>> Start

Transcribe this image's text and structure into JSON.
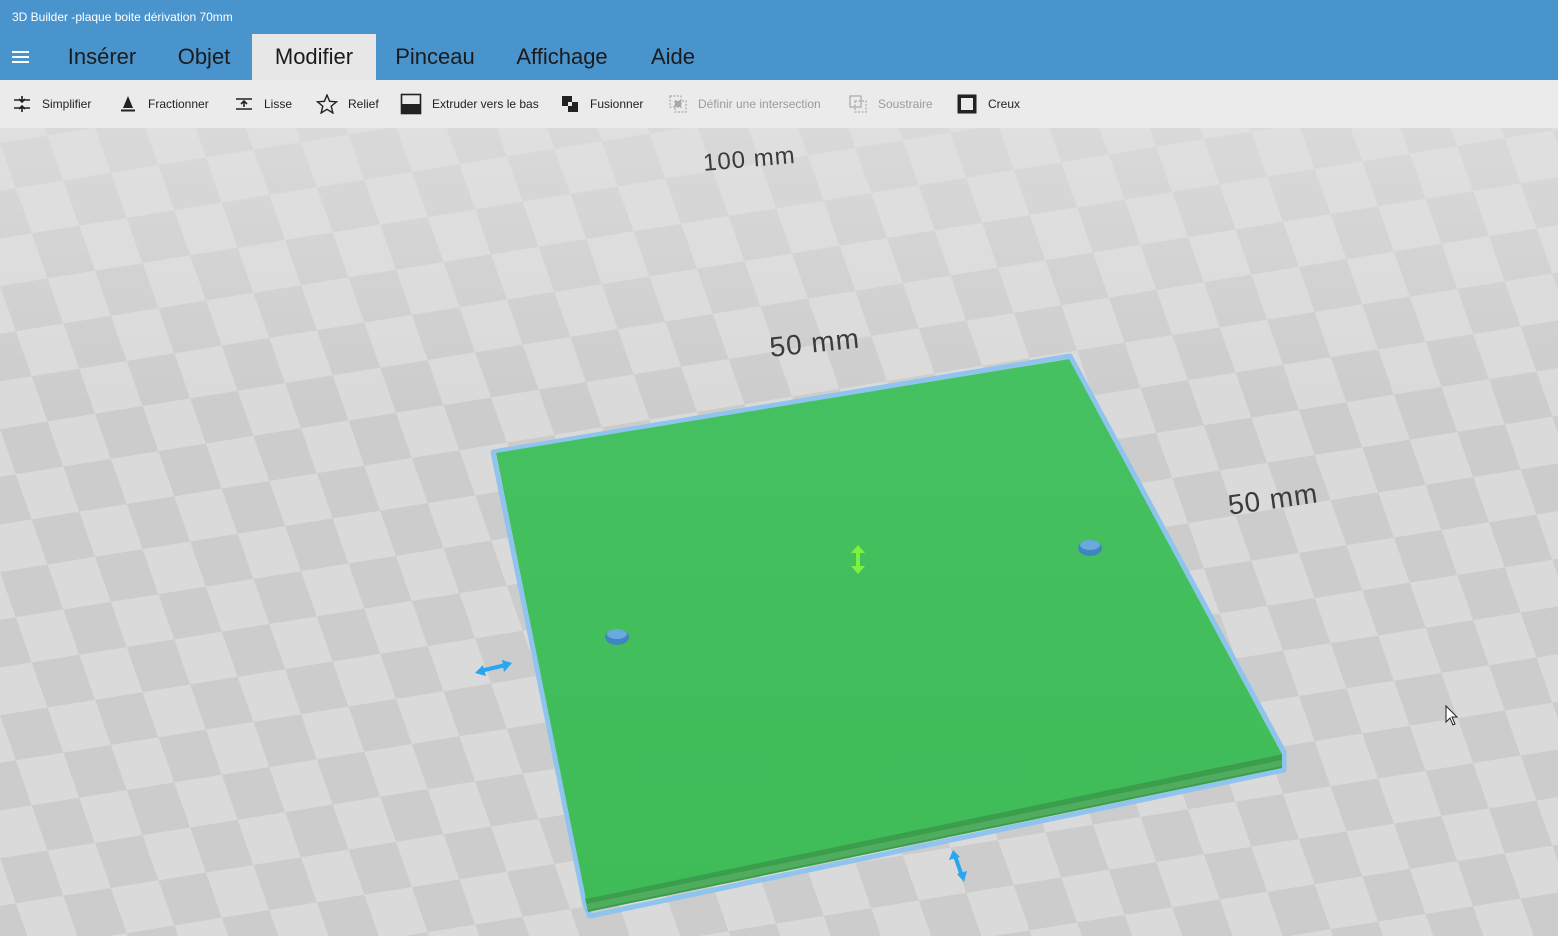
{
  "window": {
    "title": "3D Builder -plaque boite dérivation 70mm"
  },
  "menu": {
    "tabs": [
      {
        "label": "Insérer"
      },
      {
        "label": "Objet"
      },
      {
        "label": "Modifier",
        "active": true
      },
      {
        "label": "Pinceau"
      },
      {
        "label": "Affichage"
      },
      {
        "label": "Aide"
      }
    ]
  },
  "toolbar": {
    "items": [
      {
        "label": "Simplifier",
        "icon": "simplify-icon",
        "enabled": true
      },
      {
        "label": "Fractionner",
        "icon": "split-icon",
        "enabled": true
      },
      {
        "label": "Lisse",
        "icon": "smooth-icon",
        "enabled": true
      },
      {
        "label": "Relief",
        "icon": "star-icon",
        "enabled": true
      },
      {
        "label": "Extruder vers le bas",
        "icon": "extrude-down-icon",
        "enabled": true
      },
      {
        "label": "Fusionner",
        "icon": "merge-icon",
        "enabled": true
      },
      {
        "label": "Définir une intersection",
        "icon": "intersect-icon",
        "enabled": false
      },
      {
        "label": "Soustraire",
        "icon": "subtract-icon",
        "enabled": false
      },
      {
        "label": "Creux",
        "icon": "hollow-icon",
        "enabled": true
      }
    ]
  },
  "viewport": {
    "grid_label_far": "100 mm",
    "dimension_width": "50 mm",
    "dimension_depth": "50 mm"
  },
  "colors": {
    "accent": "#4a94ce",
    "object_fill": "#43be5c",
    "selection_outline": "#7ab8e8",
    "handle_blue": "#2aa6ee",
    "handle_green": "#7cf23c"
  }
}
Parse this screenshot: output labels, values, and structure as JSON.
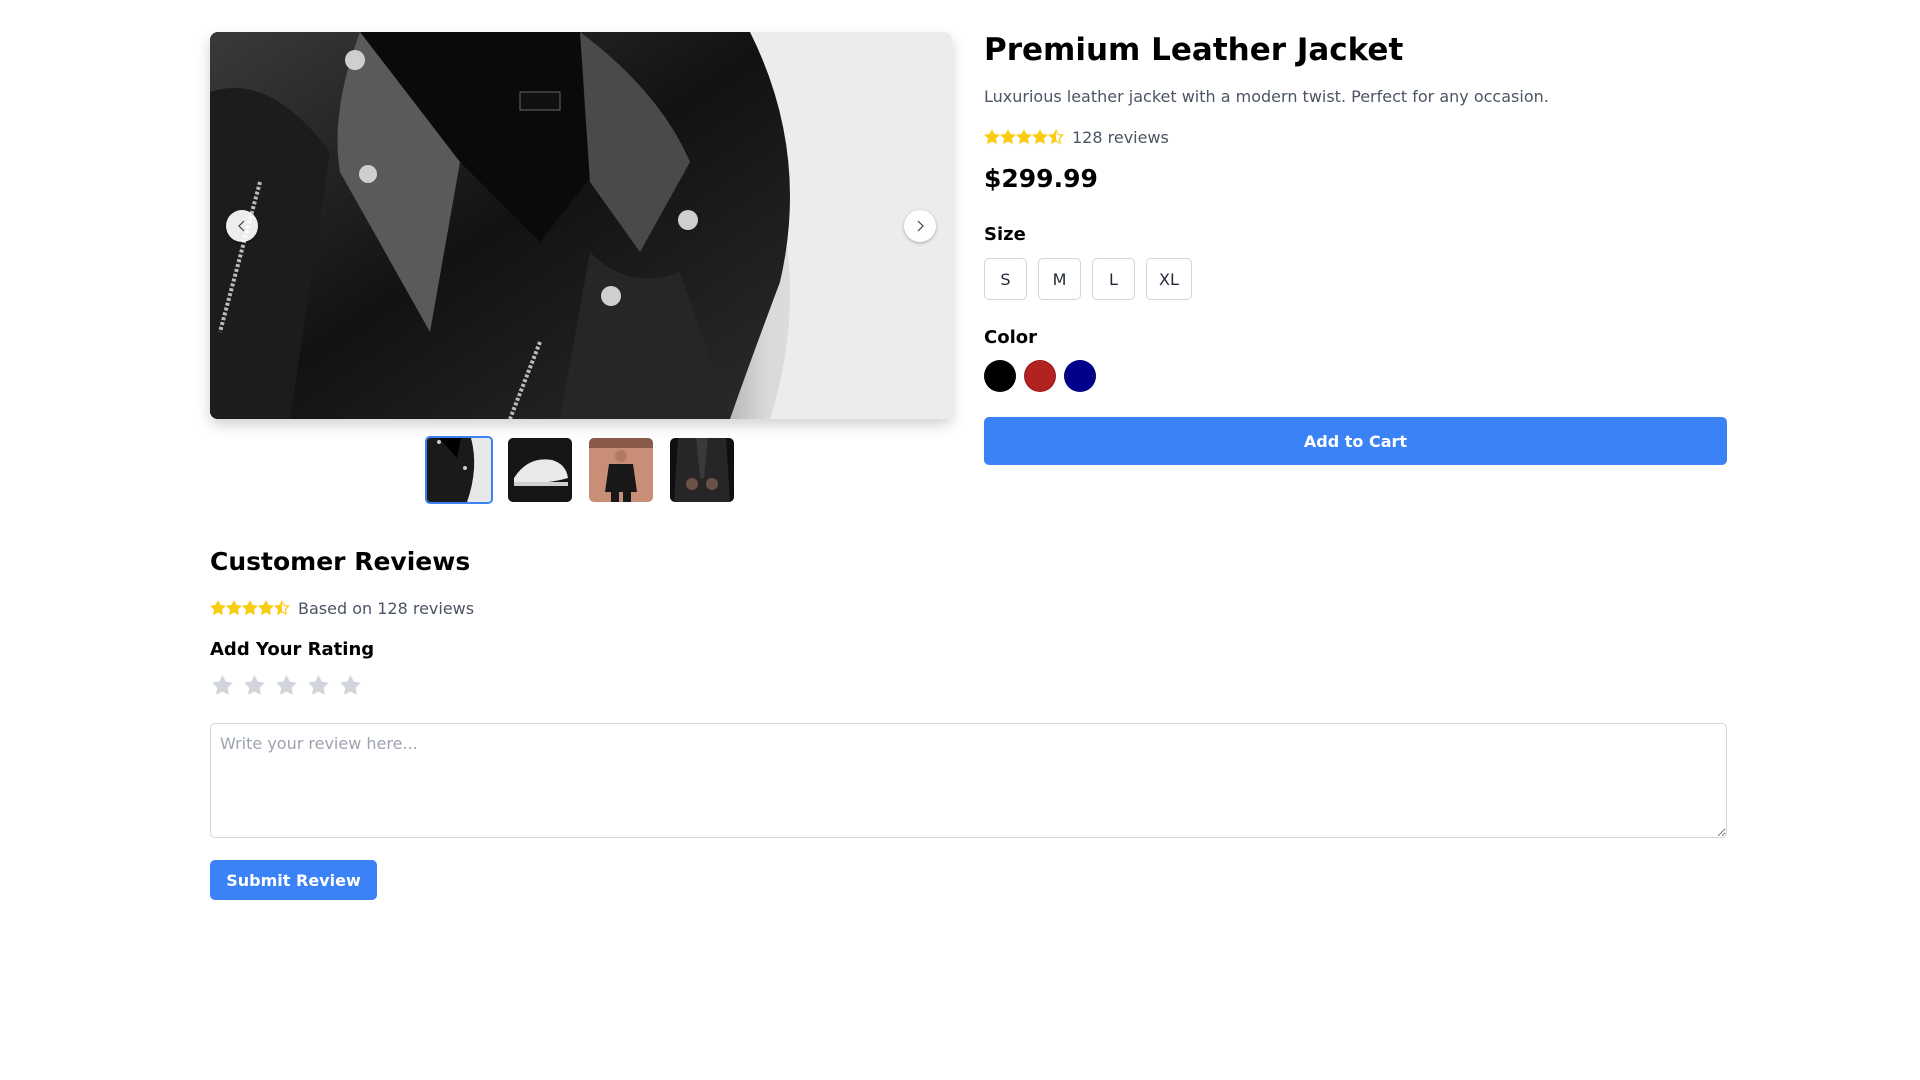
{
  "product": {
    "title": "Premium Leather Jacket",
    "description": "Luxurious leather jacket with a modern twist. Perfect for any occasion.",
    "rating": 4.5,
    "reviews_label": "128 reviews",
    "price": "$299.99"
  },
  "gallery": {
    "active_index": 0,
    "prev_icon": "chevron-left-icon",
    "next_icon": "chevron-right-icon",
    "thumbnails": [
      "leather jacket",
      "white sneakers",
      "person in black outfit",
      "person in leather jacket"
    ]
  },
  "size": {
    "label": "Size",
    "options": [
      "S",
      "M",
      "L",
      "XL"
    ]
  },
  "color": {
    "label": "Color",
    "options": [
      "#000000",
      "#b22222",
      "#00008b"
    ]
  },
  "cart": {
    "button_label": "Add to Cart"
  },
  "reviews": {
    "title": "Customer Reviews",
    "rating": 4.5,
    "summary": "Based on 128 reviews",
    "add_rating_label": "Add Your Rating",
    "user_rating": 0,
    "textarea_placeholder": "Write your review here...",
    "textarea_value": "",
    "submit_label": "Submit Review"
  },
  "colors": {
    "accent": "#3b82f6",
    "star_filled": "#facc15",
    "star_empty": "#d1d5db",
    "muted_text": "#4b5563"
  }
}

>> End
>> Start

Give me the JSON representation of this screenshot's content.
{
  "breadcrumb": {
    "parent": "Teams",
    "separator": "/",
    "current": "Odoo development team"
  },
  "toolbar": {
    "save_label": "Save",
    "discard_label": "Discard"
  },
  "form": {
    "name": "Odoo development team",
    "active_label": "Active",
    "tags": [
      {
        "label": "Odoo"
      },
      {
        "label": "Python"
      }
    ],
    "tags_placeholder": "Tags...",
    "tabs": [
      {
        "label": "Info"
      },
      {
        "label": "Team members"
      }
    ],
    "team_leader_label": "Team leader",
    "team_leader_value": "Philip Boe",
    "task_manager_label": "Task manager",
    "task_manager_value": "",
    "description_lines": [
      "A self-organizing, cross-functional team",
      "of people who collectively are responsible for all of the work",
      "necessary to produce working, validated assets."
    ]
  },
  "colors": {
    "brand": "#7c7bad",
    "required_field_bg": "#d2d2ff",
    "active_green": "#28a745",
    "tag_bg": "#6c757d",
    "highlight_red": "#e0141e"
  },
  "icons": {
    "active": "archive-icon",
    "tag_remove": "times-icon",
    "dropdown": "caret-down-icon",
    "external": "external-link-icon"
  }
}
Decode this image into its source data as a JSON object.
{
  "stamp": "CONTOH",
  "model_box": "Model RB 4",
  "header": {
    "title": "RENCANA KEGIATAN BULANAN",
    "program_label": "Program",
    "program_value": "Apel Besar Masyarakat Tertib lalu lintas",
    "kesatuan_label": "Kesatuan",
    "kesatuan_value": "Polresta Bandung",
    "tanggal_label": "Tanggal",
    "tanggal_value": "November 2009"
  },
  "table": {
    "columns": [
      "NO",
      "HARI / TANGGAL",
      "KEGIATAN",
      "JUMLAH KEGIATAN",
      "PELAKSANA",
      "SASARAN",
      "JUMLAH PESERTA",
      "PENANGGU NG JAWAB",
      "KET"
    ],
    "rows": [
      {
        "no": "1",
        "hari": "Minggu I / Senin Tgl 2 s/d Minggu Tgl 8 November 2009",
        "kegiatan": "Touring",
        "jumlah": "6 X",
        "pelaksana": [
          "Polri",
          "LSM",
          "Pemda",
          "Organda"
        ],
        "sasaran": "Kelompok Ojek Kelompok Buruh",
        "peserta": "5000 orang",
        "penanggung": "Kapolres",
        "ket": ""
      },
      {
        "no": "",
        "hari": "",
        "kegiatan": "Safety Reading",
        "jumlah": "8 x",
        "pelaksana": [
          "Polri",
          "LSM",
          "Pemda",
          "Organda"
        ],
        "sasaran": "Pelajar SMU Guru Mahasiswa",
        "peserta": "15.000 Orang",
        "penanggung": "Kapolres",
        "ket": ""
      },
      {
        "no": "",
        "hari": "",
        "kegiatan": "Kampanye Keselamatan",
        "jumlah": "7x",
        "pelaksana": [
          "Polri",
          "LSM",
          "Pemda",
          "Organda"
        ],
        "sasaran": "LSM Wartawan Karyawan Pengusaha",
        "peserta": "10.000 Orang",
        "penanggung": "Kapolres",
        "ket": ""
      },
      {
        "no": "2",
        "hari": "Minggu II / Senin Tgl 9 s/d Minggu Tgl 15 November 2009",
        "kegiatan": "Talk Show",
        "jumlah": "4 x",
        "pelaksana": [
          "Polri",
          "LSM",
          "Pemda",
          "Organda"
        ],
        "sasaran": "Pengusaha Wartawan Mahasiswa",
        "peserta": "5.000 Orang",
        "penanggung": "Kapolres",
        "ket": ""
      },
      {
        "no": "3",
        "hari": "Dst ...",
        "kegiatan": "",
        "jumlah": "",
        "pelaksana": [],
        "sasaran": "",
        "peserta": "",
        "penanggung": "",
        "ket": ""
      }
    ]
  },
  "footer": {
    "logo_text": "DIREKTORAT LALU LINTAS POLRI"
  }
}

>> End
>> Start

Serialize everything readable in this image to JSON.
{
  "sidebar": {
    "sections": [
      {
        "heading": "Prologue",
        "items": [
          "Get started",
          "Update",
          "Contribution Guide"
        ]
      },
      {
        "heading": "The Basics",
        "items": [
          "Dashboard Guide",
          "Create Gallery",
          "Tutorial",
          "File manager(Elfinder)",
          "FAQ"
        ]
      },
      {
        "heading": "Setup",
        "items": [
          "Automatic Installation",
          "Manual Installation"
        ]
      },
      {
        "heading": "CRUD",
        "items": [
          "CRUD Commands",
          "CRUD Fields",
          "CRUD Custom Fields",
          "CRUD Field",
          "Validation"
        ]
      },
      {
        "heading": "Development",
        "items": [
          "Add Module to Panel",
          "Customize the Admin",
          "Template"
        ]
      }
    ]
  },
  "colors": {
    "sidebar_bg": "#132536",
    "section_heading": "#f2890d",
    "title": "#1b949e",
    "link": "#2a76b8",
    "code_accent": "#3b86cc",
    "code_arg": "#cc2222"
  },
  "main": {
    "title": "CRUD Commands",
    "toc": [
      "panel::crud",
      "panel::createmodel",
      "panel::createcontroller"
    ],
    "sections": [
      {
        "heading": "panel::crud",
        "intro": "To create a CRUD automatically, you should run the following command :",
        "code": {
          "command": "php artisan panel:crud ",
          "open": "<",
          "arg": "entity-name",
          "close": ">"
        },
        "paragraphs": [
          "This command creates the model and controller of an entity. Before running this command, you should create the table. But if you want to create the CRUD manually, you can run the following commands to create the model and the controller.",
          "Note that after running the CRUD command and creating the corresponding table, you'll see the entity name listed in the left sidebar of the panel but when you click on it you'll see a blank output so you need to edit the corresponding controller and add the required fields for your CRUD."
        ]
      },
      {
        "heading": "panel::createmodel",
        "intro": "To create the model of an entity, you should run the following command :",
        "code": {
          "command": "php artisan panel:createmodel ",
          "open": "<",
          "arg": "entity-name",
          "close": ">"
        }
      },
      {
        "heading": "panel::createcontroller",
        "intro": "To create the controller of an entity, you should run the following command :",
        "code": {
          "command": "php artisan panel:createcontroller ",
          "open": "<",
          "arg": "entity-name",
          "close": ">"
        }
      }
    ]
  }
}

>> End

Directive :: Of the lines in the data, how many contain the word "artisan"? Provide the number and nothing further.

Reply :: 3